Write out the whole listing word for word.

#### Exercise inputs:
• • • • •
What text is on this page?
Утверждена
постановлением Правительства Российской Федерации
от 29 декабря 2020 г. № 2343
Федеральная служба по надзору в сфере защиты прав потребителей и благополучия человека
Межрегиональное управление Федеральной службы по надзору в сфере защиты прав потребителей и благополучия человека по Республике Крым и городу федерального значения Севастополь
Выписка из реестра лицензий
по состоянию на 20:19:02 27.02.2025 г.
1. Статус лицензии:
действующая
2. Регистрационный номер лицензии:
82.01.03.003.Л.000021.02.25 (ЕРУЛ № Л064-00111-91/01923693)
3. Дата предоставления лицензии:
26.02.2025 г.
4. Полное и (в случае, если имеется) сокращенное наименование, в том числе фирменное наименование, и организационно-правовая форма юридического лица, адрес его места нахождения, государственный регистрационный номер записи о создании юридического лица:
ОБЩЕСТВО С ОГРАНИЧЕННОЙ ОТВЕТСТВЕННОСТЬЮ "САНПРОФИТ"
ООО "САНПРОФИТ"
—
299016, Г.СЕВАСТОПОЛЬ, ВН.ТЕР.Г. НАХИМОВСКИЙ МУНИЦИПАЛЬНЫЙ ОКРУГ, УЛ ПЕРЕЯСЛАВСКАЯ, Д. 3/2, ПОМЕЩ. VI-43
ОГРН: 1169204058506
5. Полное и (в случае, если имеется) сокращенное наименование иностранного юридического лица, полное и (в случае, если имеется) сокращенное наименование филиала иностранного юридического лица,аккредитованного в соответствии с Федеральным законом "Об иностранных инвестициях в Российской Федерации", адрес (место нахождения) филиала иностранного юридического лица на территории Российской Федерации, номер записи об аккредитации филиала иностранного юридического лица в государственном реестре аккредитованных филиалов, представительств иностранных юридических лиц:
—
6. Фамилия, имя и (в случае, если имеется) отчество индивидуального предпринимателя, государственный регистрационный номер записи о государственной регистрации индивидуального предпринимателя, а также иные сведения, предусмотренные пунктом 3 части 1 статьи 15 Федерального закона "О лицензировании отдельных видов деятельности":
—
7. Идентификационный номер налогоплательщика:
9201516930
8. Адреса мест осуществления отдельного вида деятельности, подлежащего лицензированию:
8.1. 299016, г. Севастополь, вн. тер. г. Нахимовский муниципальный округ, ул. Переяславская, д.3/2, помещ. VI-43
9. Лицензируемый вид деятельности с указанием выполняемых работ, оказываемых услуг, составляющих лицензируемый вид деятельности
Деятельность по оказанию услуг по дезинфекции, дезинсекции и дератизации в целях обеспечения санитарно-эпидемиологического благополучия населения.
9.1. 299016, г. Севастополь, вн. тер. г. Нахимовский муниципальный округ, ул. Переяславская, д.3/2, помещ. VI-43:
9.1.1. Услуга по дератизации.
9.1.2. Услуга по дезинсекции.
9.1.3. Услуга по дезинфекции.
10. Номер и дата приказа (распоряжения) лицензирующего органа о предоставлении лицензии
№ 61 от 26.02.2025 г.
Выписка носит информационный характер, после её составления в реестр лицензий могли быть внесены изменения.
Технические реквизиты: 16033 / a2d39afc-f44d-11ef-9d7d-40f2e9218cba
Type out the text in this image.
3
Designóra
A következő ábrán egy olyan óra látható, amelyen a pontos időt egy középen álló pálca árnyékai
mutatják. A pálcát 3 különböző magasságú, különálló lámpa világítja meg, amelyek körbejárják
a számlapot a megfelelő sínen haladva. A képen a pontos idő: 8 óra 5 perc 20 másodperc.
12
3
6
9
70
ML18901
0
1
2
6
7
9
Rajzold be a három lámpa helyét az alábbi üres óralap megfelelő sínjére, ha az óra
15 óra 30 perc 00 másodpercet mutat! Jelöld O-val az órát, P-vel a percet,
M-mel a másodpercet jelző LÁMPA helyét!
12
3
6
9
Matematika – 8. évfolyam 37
• • • • •
#### Answer to this task:
What text is on this page?
Утверждена
постановлением Правительства Российской Федерации
от 29 декабря 2020 г. № 2343
Федеральная служба по надзору в сфере защиты прав потребителей и благополучия человека
Межрегиональное управление Федеральной службы по надзору в сфере защиты прав потребителей и благополучия человека по Республике Крым и городу федерального значения Севастополь
Выписка из реестра лицензий
по состоянию на 20:19:02 27.02.2025 г.
1. Статус лицензии:
действующая
2. Регистрационный номер лицензии:
82.01.03.003.Л.000021.02.25 (ЕРУЛ № Л064-00111-91/01923693)
3. Дата предоставления лицензии:
26.02.2025 г.
4. Полное и (в случае, если имеется) сокращенное наименование, в том числе фирменное наименование, и организационно-правовая форма юридического лица, адрес его места нахождения, государственный регистрационный номер записи о создании юридического лица:
ОБЩЕСТВО С ОГРАНИЧЕННОЙ ОТВЕТСТВЕННОСТЬЮ "САНПРОФИТ"
ООО "САНПРОФИТ"
—
299016, Г.СЕВАСТОПОЛЬ, ВН.ТЕР.Г. НАХИМОВСКИЙ МУНИЦИПАЛЬНЫЙ ОКРУГ, УЛ ПЕРЕЯСЛАВСКАЯ, Д. 3/2, ПОМЕЩ. VI-43
ОГРН: 1169204058506
5. Полное и (в случае, если имеется) сокращенное наименование иностранного юридического лица, полное и (в случае, если имеется) сокращенное наименование филиала иностранного юридического лица,аккредитованного в соответствии с Федеральным законом "Об иностранных инвестициях в Российской Федерации", адрес (место нахождения) филиала иностранного юридического лица на территории Российской Федерации, номер записи об аккредитации филиала иностранного юридического лица в государственном реестре аккредитованных филиалов, представительств иностранных юридических лиц:
—
6. Фамилия, имя и (в случае, если имеется) отчество индивидуального предпринимателя, государственный регистрационный номер записи о государственной регистрации индивидуального предпринимателя, а также иные сведения, предусмотренные пунктом 3 части 1 статьи 15 Федерального закона "О лицензировании отдельных видов деятельности":
—
7. Идентификационный номер налогоплательщика:
9201516930
8. Адреса мест осуществления отдельного вида деятельности, подлежащего лицензированию:
8.1. 299016, г. Севастополь, вн. тер. г. Нахимовский муниципальный округ, ул. Переяславская, д.3/2, помещ. VI-43
9. Лицензируемый вид деятельности с указанием выполняемых работ, оказываемых услуг, составляющих лицензируемый вид деятельности
Деятельность по оказанию услуг по дезинфекции, дезинсекции и дератизации в целях обеспечения санитарно-эпидемиологического благополучия населения.
9.1. 299016, г. Севастополь, вн. тер. г. Нахимовский муниципальный округ, ул. Переяславская, д.3/2, помещ. VI-43:
9.1.1. Услуга по дератизации.
9.1.2. Услуга по дезинсекции.
9.1.3. Услуга по дезинфекции.
10. Номер и дата приказа (распоряжения) лицензирующего органа о предоставлении лицензии
№ 61 от 26.02.2025 г.
Выписка носит информационный характер, после её составления в реестр лицензий могли быть внесены изменения.
Технические реквизиты: 16033 / a2d39afc-f44d-11ef-9d7d-40f2e9218cba
Type out the text in this image.
3
Designóra
A következő ábrán egy olyan óra látható, amelyen a pontos időt egy középen álló pálca árnyékai
mutatják. A pálcát 3 különböző magasságú, különálló lámpa világítja meg, amelyek körbejárják
a számlapot a megfelelő sínen haladva. A képen a pontos idő: 8 óra 5 perc 20 másodperc.
12
3
6
9
70
ML18901
0
1
2
6
7
9
Rajzold be a három lámpa helyét az alábbi üres óralap megfelelő sínjére, ha az óra
15 óra 30 perc 00 másodpercet mutat! Jelöld O-val az órát, P-vel a percet,
M-mel a másodpercet jelző LÁMPA helyét!
12
3
6
9
Matematika – 8. évfolyam 37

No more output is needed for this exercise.